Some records
━━━━━━━━━━━━━━━━

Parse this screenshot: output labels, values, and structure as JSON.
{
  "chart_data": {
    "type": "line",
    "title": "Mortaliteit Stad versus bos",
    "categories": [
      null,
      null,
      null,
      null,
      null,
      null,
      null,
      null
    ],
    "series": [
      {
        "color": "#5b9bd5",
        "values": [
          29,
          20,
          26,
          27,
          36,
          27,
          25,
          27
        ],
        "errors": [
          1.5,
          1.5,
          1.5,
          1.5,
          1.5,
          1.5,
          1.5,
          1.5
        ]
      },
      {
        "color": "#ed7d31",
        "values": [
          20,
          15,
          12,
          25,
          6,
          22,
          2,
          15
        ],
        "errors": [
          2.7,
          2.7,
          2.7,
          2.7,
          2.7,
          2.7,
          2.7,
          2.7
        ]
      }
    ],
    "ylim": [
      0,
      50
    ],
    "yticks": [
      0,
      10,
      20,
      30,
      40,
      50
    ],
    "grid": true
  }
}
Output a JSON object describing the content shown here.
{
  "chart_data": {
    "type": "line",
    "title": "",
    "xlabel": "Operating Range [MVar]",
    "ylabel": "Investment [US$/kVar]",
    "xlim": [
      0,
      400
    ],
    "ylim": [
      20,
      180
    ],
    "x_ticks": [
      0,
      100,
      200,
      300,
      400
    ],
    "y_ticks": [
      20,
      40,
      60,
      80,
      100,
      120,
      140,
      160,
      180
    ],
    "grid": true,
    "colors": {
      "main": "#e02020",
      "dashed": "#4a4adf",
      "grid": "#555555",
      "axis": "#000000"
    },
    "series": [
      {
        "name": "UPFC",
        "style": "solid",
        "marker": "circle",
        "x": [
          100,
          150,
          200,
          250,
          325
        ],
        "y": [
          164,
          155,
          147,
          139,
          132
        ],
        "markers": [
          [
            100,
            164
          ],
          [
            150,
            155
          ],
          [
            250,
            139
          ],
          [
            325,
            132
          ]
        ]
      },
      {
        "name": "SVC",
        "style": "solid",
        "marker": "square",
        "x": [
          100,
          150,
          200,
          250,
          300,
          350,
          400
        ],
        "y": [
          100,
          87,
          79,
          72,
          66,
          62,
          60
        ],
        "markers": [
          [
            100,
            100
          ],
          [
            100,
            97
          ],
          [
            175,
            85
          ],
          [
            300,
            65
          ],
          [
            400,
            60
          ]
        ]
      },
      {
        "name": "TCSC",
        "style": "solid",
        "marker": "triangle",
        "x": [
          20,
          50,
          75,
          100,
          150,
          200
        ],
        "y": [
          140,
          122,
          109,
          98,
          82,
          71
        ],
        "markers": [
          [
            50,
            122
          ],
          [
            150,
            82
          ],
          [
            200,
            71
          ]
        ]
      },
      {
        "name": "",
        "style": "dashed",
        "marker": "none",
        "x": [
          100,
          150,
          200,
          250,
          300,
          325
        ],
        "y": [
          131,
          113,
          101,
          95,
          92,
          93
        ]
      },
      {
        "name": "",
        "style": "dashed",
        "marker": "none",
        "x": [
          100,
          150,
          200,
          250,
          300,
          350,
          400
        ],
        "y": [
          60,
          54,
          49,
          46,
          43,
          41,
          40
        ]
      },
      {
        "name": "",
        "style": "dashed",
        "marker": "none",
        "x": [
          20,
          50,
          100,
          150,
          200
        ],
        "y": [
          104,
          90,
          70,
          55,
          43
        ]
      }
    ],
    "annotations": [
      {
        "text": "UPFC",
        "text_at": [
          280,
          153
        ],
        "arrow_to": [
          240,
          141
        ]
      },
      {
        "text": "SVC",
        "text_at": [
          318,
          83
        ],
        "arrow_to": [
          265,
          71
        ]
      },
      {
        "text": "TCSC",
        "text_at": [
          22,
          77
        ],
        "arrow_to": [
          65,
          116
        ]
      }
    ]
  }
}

━━━━━━━━━━━━━━━━

### THE TASK
Quote all the records exactly, please, leaving none out.

### RESULT OF THIS EXERCISE
Parse this screenshot: output labels, values, and structure as JSON.
{
  "chart_data": {
    "type": "line",
    "title": "Mortaliteit Stad versus bos",
    "categories": [
      null,
      null,
      null,
      null,
      null,
      null,
      null,
      null
    ],
    "series": [
      {
        "color": "#5b9bd5",
        "values": [
          29,
          20,
          26,
          27,
          36,
          27,
          25,
          27
        ],
        "errors": [
          1.5,
          1.5,
          1.5,
          1.5,
          1.5,
          1.5,
          1.5,
          1.5
        ]
      },
      {
        "color": "#ed7d31",
        "values": [
          20,
          15,
          12,
          25,
          6,
          22,
          2,
          15
        ],
        "errors": [
          2.7,
          2.7,
          2.7,
          2.7,
          2.7,
          2.7,
          2.7,
          2.7
        ]
      }
    ],
    "ylim": [
      0,
      50
    ],
    "yticks": [
      0,
      10,
      20,
      30,
      40,
      50
    ],
    "grid": true
  }
}
Output a JSON object describing the content shown here.
{
  "chart_data": {
    "type": "line",
    "title": "",
    "xlabel": "Operating Range [MVar]",
    "ylabel": "Investment [US$/kVar]",
    "xlim": [
      0,
      400
    ],
    "ylim": [
      20,
      180
    ],
    "x_ticks": [
      0,
      100,
      200,
      300,
      400
    ],
    "y_ticks": [
      20,
      40,
      60,
      80,
      100,
      120,
      140,
      160,
      180
    ],
    "grid": true,
    "colors": {
      "main": "#e02020",
      "dashed": "#4a4adf",
      "grid": "#555555",
      "axis": "#000000"
    },
    "series": [
      {
        "name": "UPFC",
        "style": "solid",
        "marker": "circle",
        "x": [
          100,
          150,
          200,
          250,
          325
        ],
        "y": [
          164,
          155,
          147,
          139,
          132
        ],
        "markers": [
          [
            100,
            164
          ],
          [
            150,
            155
          ],
          [
            250,
            139
          ],
          [
            325,
            132
          ]
        ]
      },
      {
        "name": "SVC",
        "style": "solid",
        "marker": "square",
        "x": [
          100,
          150,
          200,
          250,
          300,
          350,
          400
        ],
        "y": [
          100,
          87,
          79,
          72,
          66,
          62,
          60
        ],
        "markers": [
          [
            100,
            100
          ],
          [
            100,
            97
          ],
          [
            175,
            85
          ],
          [
            300,
            65
          ],
          [
            400,
            60
          ]
        ]
      },
      {
        "name": "TCSC",
        "style": "solid",
        "marker": "triangle",
        "x": [
          20,
          50,
          75,
          100,
          150,
          200
        ],
        "y": [
          140,
          122,
          109,
          98,
          82,
          71
        ],
        "markers": [
          [
            50,
            122
          ],
          [
            150,
            82
          ],
          [
            200,
            71
          ]
        ]
      },
      {
        "name": "",
        "style": "dashed",
        "marker": "none",
        "x": [
          100,
          150,
          200,
          250,
          300,
          325
        ],
        "y": [
          131,
          113,
          101,
          95,
          92,
          93
        ]
      },
      {
        "name": "",
        "style": "dashed",
        "marker": "none",
        "x": [
          100,
          150,
          200,
          250,
          300,
          350,
          400
        ],
        "y": [
          60,
          54,
          49,
          46,
          43,
          41,
          40
        ]
      },
      {
        "name": "",
        "style": "dashed",
        "marker": "none",
        "x": [
          20,
          50,
          100,
          150,
          200
        ],
        "y": [
          104,
          90,
          70,
          55,
          43
        ]
      }
    ],
    "annotations": [
      {
        "text": "UPFC",
        "text_at": [
          280,
          153
        ],
        "arrow_to": [
          240,
          141
        ]
      },
      {
        "text": "SVC",
        "text_at": [
          318,
          83
        ],
        "arrow_to": [
          265,
          71
        ]
      },
      {
        "text": "TCSC",
        "text_at": [
          22,
          77
        ],
        "arrow_to": [
          65,
          116
        ]
      }
    ]
  }
}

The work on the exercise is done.